>>>
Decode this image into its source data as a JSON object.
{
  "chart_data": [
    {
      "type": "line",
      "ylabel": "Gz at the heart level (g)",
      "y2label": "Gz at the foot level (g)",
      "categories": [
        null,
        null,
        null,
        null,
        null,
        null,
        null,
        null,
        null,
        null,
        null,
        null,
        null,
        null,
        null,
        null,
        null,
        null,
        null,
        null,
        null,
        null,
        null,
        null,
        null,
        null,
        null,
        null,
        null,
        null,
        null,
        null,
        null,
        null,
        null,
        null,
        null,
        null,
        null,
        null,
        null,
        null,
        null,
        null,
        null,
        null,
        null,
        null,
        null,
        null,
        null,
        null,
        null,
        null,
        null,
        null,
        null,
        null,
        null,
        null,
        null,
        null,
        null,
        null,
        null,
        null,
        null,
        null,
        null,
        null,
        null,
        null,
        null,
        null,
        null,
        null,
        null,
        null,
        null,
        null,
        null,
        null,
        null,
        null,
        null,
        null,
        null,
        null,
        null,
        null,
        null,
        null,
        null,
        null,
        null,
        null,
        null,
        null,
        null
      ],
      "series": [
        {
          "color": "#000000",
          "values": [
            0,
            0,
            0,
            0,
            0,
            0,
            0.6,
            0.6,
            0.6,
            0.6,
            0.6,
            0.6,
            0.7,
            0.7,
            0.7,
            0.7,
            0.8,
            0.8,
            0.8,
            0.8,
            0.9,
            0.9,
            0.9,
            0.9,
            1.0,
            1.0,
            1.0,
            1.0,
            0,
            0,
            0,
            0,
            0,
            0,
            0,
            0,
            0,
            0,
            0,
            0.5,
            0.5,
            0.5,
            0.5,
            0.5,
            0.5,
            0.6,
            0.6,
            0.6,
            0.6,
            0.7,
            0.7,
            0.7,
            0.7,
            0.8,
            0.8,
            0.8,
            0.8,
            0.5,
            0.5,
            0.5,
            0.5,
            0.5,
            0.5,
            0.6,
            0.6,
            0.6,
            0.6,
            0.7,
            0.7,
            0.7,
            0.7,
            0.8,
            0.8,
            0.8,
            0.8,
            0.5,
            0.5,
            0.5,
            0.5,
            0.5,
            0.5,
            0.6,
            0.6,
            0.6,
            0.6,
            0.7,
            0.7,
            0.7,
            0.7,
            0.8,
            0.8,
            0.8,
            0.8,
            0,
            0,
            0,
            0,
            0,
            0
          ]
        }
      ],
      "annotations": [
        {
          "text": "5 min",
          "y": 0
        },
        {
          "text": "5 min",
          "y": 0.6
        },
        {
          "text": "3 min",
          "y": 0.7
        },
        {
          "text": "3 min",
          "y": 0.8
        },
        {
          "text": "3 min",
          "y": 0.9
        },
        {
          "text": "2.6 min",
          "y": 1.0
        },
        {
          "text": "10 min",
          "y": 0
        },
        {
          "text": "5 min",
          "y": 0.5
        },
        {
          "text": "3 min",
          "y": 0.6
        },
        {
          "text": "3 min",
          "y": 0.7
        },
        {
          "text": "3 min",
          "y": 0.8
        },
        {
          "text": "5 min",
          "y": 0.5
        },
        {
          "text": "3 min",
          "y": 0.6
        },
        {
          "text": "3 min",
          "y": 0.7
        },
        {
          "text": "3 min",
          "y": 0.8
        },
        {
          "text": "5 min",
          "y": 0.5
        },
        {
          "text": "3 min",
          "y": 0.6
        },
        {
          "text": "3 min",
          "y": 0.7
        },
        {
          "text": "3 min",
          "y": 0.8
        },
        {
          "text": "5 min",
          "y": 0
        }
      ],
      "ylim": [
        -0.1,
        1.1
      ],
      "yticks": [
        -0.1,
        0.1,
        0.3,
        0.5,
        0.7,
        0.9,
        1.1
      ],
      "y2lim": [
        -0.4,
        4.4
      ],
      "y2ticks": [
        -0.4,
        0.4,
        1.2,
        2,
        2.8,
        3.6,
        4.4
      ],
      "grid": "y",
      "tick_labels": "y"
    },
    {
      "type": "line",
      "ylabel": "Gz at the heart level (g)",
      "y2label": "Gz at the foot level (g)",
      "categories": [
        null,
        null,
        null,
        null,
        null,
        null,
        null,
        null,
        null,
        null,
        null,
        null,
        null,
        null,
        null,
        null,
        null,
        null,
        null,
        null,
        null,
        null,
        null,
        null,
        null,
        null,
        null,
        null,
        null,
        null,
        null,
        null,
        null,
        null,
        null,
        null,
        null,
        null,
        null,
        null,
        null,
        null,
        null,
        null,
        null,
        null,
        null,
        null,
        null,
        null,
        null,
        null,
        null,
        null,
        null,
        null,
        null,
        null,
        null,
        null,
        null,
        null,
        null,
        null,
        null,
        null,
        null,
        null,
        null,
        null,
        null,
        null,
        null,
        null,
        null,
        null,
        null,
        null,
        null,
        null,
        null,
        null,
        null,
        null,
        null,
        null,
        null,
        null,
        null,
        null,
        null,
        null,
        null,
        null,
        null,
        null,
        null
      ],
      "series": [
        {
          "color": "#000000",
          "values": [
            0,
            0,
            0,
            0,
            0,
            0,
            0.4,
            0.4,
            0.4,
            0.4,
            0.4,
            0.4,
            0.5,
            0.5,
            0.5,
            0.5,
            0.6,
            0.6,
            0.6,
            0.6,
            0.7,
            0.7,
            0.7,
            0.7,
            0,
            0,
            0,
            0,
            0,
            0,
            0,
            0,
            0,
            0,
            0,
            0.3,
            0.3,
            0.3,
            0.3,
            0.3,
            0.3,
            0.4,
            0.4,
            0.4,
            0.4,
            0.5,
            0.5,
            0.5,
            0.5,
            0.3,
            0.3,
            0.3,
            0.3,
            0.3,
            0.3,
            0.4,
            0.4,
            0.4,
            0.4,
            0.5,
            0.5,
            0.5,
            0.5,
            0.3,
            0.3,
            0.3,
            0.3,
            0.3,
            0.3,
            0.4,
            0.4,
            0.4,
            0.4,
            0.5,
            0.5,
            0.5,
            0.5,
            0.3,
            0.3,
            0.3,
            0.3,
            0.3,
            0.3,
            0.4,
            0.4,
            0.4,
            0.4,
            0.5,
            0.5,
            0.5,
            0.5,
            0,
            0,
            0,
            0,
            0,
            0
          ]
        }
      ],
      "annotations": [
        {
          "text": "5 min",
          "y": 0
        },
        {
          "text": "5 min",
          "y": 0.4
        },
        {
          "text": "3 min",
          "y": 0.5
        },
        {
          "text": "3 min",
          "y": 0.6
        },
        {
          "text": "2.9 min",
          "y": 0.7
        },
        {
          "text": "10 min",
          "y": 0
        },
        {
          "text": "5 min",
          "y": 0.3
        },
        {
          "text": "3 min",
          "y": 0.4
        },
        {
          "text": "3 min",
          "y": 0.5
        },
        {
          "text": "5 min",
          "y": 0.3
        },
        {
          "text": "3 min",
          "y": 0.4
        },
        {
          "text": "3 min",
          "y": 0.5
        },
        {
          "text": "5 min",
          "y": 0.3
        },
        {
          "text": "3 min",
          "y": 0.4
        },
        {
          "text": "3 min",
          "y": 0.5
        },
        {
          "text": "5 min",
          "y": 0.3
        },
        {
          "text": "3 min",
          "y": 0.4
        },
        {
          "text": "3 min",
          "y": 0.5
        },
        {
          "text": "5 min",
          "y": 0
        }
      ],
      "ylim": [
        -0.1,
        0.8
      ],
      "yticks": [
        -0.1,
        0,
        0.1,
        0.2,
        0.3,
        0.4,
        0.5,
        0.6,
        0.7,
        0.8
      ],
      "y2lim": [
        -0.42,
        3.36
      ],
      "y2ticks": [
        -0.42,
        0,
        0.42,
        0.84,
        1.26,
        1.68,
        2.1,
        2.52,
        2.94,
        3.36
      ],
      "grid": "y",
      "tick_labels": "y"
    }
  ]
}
<<<
WHAT THIS TASK INVOLVES: Output each entry precisely as given.

EXERCISE RESPONSE:
Decode this image into its source data as a JSON object.
{
  "chart_data": [
    {
      "type": "line",
      "ylabel": "Gz at the heart level (g)",
      "y2label": "Gz at the foot level (g)",
      "categories": [
        null,
        null,
        null,
        null,
        null,
        null,
        null,
        null,
        null,
        null,
        null,
        null,
        null,
        null,
        null,
        null,
        null,
        null,
        null,
        null,
        null,
        null,
        null,
        null,
        null,
        null,
        null,
        null,
        null,
        null,
        null,
        null,
        null,
        null,
        null,
        null,
        null,
        null,
        null,
        null,
        null,
        null,
        null,
        null,
        null,
        null,
        null,
        null,
        null,
        null,
        null,
        null,
        null,
        null,
        null,
        null,
        null,
        null,
        null,
        null,
        null,
        null,
        null,
        null,
        null,
        null,
        null,
        null,
        null,
        null,
        null,
        null,
        null,
        null,
        null,
        null,
        null,
        null,
        null,
        null,
        null,
        null,
        null,
        null,
        null,
        null,
        null,
        null,
        null,
        null,
        null,
        null,
        null,
        null,
        null,
        null,
        null,
        null,
        null
      ],
      "series": [
        {
          "color": "#000000",
          "values": [
            0,
            0,
            0,
            0,
            0,
            0,
            0.6,
            0.6,
            0.6,
            0.6,
            0.6,
            0.6,
            0.7,
            0.7,
            0.7,
            0.7,
            0.8,
            0.8,
            0.8,
            0.8,
            0.9,
            0.9,
            0.9,
            0.9,
            1.0,
            1.0,
            1.0,
            1.0,
            0,
            0,
            0,
            0,
            0,
            0,
            0,
            0,
            0,
            0,
            0,
            0.5,
            0.5,
            0.5,
            0.5,
            0.5,
            0.5,
            0.6,
            0.6,
            0.6,
            0.6,
            0.7,
            0.7,
            0.7,
            0.7,
            0.8,
            0.8,
            0.8,
            0.8,
            0.5,
            0.5,
            0.5,
            0.5,
            0.5,
            0.5,
            0.6,
            0.6,
            0.6,
            0.6,
            0.7,
            0.7,
            0.7,
            0.7,
            0.8,
            0.8,
            0.8,
            0.8,
            0.5,
            0.5,
            0.5,
            0.5,
            0.5,
            0.5,
            0.6,
            0.6,
            0.6,
            0.6,
            0.7,
            0.7,
            0.7,
            0.7,
            0.8,
            0.8,
            0.8,
            0.8,
            0,
            0,
            0,
            0,
            0,
            0
          ]
        }
      ],
      "annotations": [
        {
          "text": "5 min",
          "y": 0
        },
        {
          "text": "5 min",
          "y": 0.6
        },
        {
          "text": "3 min",
          "y": 0.7
        },
        {
          "text": "3 min",
          "y": 0.8
        },
        {
          "text": "3 min",
          "y": 0.9
        },
        {
          "text": "2.6 min",
          "y": 1.0
        },
        {
          "text": "10 min",
          "y": 0
        },
        {
          "text": "5 min",
          "y": 0.5
        },
        {
          "text": "3 min",
          "y": 0.6
        },
        {
          "text": "3 min",
          "y": 0.7
        },
        {
          "text": "3 min",
          "y": 0.8
        },
        {
          "text": "5 min",
          "y": 0.5
        },
        {
          "text": "3 min",
          "y": 0.6
        },
        {
          "text": "3 min",
          "y": 0.7
        },
        {
          "text": "3 min",
          "y": 0.8
        },
        {
          "text": "5 min",
          "y": 0.5
        },
        {
          "text": "3 min",
          "y": 0.6
        },
        {
          "text": "3 min",
          "y": 0.7
        },
        {
          "text": "3 min",
          "y": 0.8
        },
        {
          "text": "5 min",
          "y": 0
        }
      ],
      "ylim": [
        -0.1,
        1.1
      ],
      "yticks": [
        -0.1,
        0.1,
        0.3,
        0.5,
        0.7,
        0.9,
        1.1
      ],
      "y2lim": [
        -0.4,
        4.4
      ],
      "y2ticks": [
        -0.4,
        0.4,
        1.2,
        2,
        2.8,
        3.6,
        4.4
      ],
      "grid": "y",
      "tick_labels": "y"
    },
    {
      "type": "line",
      "ylabel": "Gz at the heart level (g)",
      "y2label": "Gz at the foot level (g)",
      "categories": [
        null,
        null,
        null,
        null,
        null,
        null,
        null,
        null,
        null,
        null,
        null,
        null,
        null,
        null,
        null,
        null,
        null,
        null,
        null,
        null,
        null,
        null,
        null,
        null,
        null,
        null,
        null,
        null,
        null,
        null,
        null,
        null,
        null,
        null,
        null,
        null,
        null,
        null,
        null,
        null,
        null,
        null,
        null,
        null,
        null,
        null,
        null,
        null,
        null,
        null,
        null,
        null,
        null,
        null,
        null,
        null,
        null,
        null,
        null,
        null,
        null,
        null,
        null,
        null,
        null,
        null,
        null,
        null,
        null,
        null,
        null,
        null,
        null,
        null,
        null,
        null,
        null,
        null,
        null,
        null,
        null,
        null,
        null,
        null,
        null,
        null,
        null,
        null,
        null,
        null,
        null,
        null,
        null,
        null,
        null,
        null,
        null
      ],
      "series": [
        {
          "color": "#000000",
          "values": [
            0,
            0,
            0,
            0,
            0,
            0,
            0.4,
            0.4,
            0.4,
            0.4,
            0.4,
            0.4,
            0.5,
            0.5,
            0.5,
            0.5,
            0.6,
            0.6,
            0.6,
            0.6,
            0.7,
            0.7,
            0.7,
            0.7,
            0,
            0,
            0,
            0,
            0,
            0,
            0,
            0,
            0,
            0,
            0,
            0.3,
            0.3,
            0.3,
            0.3,
            0.3,
            0.3,
            0.4,
            0.4,
            0.4,
            0.4,
            0.5,
            0.5,
            0.5,
            0.5,
            0.3,
            0.3,
            0.3,
            0.3,
            0.3,
            0.3,
            0.4,
            0.4,
            0.4,
            0.4,
            0.5,
            0.5,
            0.5,
            0.5,
            0.3,
            0.3,
            0.3,
            0.3,
            0.3,
            0.3,
            0.4,
            0.4,
            0.4,
            0.4,
            0.5,
            0.5,
            0.5,
            0.5,
            0.3,
            0.3,
            0.3,
            0.3,
            0.3,
            0.3,
            0.4,
            0.4,
            0.4,
            0.4,
            0.5,
            0.5,
            0.5,
            0.5,
            0,
            0,
            0,
            0,
            0,
            0
          ]
        }
      ],
      "annotations": [
        {
          "text": "5 min",
          "y": 0
        },
        {
          "text": "5 min",
          "y": 0.4
        },
        {
          "text": "3 min",
          "y": 0.5
        },
        {
          "text": "3 min",
          "y": 0.6
        },
        {
          "text": "2.9 min",
          "y": 0.7
        },
        {
          "text": "10 min",
          "y": 0
        },
        {
          "text": "5 min",
          "y": 0.3
        },
        {
          "text": "3 min",
          "y": 0.4
        },
        {
          "text": "3 min",
          "y": 0.5
        },
        {
          "text": "5 min",
          "y": 0.3
        },
        {
          "text": "3 min",
          "y": 0.4
        },
        {
          "text": "3 min",
          "y": 0.5
        },
        {
          "text": "5 min",
          "y": 0.3
        },
        {
          "text": "3 min",
          "y": 0.4
        },
        {
          "text": "3 min",
          "y": 0.5
        },
        {
          "text": "5 min",
          "y": 0.3
        },
        {
          "text": "3 min",
          "y": 0.4
        },
        {
          "text": "3 min",
          "y": 0.5
        },
        {
          "text": "5 min",
          "y": 0
        }
      ],
      "ylim": [
        -0.1,
        0.8
      ],
      "yticks": [
        -0.1,
        0,
        0.1,
        0.2,
        0.3,
        0.4,
        0.5,
        0.6,
        0.7,
        0.8
      ],
      "y2lim": [
        -0.42,
        3.36
      ],
      "y2ticks": [
        -0.42,
        0,
        0.42,
        0.84,
        1.26,
        1.68,
        2.1,
        2.52,
        2.94,
        3.36
      ],
      "grid": "y",
      "tick_labels": "y"
    }
  ]
}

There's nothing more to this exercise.